**REQUEST**:
Copy out all the entries word for word.

**LISTED RECORDS**:
────
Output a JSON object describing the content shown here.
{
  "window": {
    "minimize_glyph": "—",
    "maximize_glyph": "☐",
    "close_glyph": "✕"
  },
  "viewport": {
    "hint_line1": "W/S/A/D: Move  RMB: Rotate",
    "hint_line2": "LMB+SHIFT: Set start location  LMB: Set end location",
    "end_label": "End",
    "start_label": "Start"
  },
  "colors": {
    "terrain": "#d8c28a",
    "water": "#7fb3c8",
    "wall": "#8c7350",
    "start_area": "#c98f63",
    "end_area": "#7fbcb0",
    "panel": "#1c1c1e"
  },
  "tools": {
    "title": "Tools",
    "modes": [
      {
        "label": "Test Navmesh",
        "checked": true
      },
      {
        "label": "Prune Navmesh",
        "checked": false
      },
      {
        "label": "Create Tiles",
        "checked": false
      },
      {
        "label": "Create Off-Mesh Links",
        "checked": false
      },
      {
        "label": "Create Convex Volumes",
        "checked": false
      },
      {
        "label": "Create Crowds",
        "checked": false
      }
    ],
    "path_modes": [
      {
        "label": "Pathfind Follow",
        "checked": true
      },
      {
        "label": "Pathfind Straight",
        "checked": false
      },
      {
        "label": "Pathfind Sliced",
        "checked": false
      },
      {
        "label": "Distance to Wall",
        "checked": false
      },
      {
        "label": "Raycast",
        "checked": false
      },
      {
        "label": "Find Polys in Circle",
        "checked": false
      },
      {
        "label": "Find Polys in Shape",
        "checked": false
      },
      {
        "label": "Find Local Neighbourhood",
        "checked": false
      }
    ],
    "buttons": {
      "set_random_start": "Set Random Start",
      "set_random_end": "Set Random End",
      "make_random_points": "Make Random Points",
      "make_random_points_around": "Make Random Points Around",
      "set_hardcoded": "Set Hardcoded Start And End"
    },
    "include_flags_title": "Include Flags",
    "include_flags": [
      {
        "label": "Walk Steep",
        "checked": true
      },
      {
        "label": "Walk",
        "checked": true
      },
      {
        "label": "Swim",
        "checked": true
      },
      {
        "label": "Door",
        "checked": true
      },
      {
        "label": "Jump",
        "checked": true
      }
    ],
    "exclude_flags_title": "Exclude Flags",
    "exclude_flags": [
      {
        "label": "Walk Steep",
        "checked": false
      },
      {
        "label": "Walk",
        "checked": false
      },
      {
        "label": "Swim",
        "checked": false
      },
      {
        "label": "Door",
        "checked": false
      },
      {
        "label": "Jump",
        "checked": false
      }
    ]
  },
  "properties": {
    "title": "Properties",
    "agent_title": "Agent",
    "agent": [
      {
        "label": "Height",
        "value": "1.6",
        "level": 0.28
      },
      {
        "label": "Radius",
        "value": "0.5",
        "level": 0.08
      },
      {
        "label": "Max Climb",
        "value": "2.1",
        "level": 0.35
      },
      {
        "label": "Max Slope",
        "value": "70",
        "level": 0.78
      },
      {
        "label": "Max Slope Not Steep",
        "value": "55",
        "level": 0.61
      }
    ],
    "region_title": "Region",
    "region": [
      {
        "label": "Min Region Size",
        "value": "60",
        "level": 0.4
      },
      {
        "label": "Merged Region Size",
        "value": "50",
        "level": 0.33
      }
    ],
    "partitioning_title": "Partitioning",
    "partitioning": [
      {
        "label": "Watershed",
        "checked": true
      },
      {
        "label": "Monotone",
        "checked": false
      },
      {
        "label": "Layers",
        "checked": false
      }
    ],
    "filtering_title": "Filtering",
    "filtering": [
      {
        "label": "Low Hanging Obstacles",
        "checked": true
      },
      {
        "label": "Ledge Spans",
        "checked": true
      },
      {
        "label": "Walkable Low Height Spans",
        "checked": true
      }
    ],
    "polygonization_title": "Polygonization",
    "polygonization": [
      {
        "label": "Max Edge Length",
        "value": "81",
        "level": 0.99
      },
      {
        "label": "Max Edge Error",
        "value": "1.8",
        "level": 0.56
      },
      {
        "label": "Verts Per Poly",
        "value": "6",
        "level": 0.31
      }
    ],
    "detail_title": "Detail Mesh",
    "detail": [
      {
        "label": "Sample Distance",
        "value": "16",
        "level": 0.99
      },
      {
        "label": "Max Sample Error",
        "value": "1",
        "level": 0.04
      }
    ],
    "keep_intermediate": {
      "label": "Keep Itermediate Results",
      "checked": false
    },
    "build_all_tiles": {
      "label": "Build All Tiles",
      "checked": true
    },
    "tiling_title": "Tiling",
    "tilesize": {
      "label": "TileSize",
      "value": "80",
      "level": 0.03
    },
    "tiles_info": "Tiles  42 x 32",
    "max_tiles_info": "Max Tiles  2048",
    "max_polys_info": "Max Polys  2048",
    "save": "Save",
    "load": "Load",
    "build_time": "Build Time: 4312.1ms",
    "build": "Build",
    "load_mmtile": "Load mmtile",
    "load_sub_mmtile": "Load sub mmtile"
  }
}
────
**WRITTEN REPLY**:
Output a JSON object describing the content shown here.
{
  "window": {
    "minimize_glyph": "—",
    "maximize_glyph": "☐",
    "close_glyph": "✕"
  },
  "viewport": {
    "hint_line1": "W/S/A/D: Move  RMB: Rotate",
    "hint_line2": "LMB+SHIFT: Set start location  LMB: Set end location",
    "end_label": "End",
    "start_label": "Start"
  },
  "colors": {
    "terrain": "#d8c28a",
    "water": "#7fb3c8",
    "wall": "#8c7350",
    "start_area": "#c98f63",
    "end_area": "#7fbcb0",
    "panel": "#1c1c1e"
  },
  "tools": {
    "title": "Tools",
    "modes": [
      {
        "label": "Test Navmesh",
        "checked": true
      },
      {
        "label": "Prune Navmesh",
        "checked": false
      },
      {
        "label": "Create Tiles",
        "checked": false
      },
      {
        "label": "Create Off-Mesh Links",
        "checked": false
      },
      {
        "label": "Create Convex Volumes",
        "checked": false
      },
      {
        "label": "Create Crowds",
        "checked": false
      }
    ],
    "path_modes": [
      {
        "label": "Pathfind Follow",
        "checked": true
      },
      {
        "label": "Pathfind Straight",
        "checked": false
      },
      {
        "label": "Pathfind Sliced",
        "checked": false
      },
      {
        "label": "Distance to Wall",
        "checked": false
      },
      {
        "label": "Raycast",
        "checked": false
      },
      {
        "label": "Find Polys in Circle",
        "checked": false
      },
      {
        "label": "Find Polys in Shape",
        "checked": false
      },
      {
        "label": "Find Local Neighbourhood",
        "checked": false
      }
    ],
    "buttons": {
      "set_random_start": "Set Random Start",
      "set_random_end": "Set Random End",
      "make_random_points": "Make Random Points",
      "make_random_points_around": "Make Random Points Around",
      "set_hardcoded": "Set Hardcoded Start And End"
    },
    "include_flags_title": "Include Flags",
    "include_flags": [
      {
        "label": "Walk Steep",
        "checked": true
      },
      {
        "label": "Walk",
        "checked": true
      },
      {
        "label": "Swim",
        "checked": true
      },
      {
        "label": "Door",
        "checked": true
      },
      {
        "label": "Jump",
        "checked": true
      }
    ],
    "exclude_flags_title": "Exclude Flags",
    "exclude_flags": [
      {
        "label": "Walk Steep",
        "checked": false
      },
      {
        "label": "Walk",
        "checked": false
      },
      {
        "label": "Swim",
        "checked": false
      },
      {
        "label": "Door",
        "checked": false
      },
      {
        "label": "Jump",
        "checked": false
      }
    ]
  },
  "properties": {
    "title": "Properties",
    "agent_title": "Agent",
    "agent": [
      {
        "label": "Height",
        "value": "1.6",
        "level": 0.28
      },
      {
        "label": "Radius",
        "value": "0.5",
        "level": 0.08
      },
      {
        "label": "Max Climb",
        "value": "2.1",
        "level": 0.35
      },
      {
        "label": "Max Slope",
        "value": "70",
        "level": 0.78
      },
      {
        "label": "Max Slope Not Steep",
        "value": "55",
        "level": 0.61
      }
    ],
    "region_title": "Region",
    "region": [
      {
        "label": "Min Region Size",
        "value": "60",
        "level": 0.4
      },
      {
        "label": "Merged Region Size",
        "value": "50",
        "level": 0.33
      }
    ],
    "partitioning_title": "Partitioning",
    "partitioning": [
      {
        "label": "Watershed",
        "checked": true
      },
      {
        "label": "Monotone",
        "checked": false
      },
      {
        "label": "Layers",
        "checked": false
      }
    ],
    "filtering_title": "Filtering",
    "filtering": [
      {
        "label": "Low Hanging Obstacles",
        "checked": true
      },
      {
        "label": "Ledge Spans",
        "checked": true
      },
      {
        "label": "Walkable Low Height Spans",
        "checked": true
      }
    ],
    "polygonization_title": "Polygonization",
    "polygonization": [
      {
        "label": "Max Edge Length",
        "value": "81",
        "level": 0.99
      },
      {
        "label": "Max Edge Error",
        "value": "1.8",
        "level": 0.56
      },
      {
        "label": "Verts Per Poly",
        "value": "6",
        "level": 0.31
      }
    ],
    "detail_title": "Detail Mesh",
    "detail": [
      {
        "label": "Sample Distance",
        "value": "16",
        "level": 0.99
      },
      {
        "label": "Max Sample Error",
        "value": "1",
        "level": 0.04
      }
    ],
    "keep_intermediate": {
      "label": "Keep Itermediate Results",
      "checked": false
    },
    "build_all_tiles": {
      "label": "Build All Tiles",
      "checked": true
    },
    "tiling_title": "Tiling",
    "tilesize": {
      "label": "TileSize",
      "value": "80",
      "level": 0.03
    },
    "tiles_info": "Tiles  42 x 32",
    "max_tiles_info": "Max Tiles  2048",
    "max_polys_info": "Max Polys  2048",
    "save": "Save",
    "load": "Load",
    "build_time": "Build Time: 4312.1ms",
    "build": "Build",
    "load_mmtile": "Load mmtile",
    "load_sub_mmtile": "Load sub mmtile"
  }
}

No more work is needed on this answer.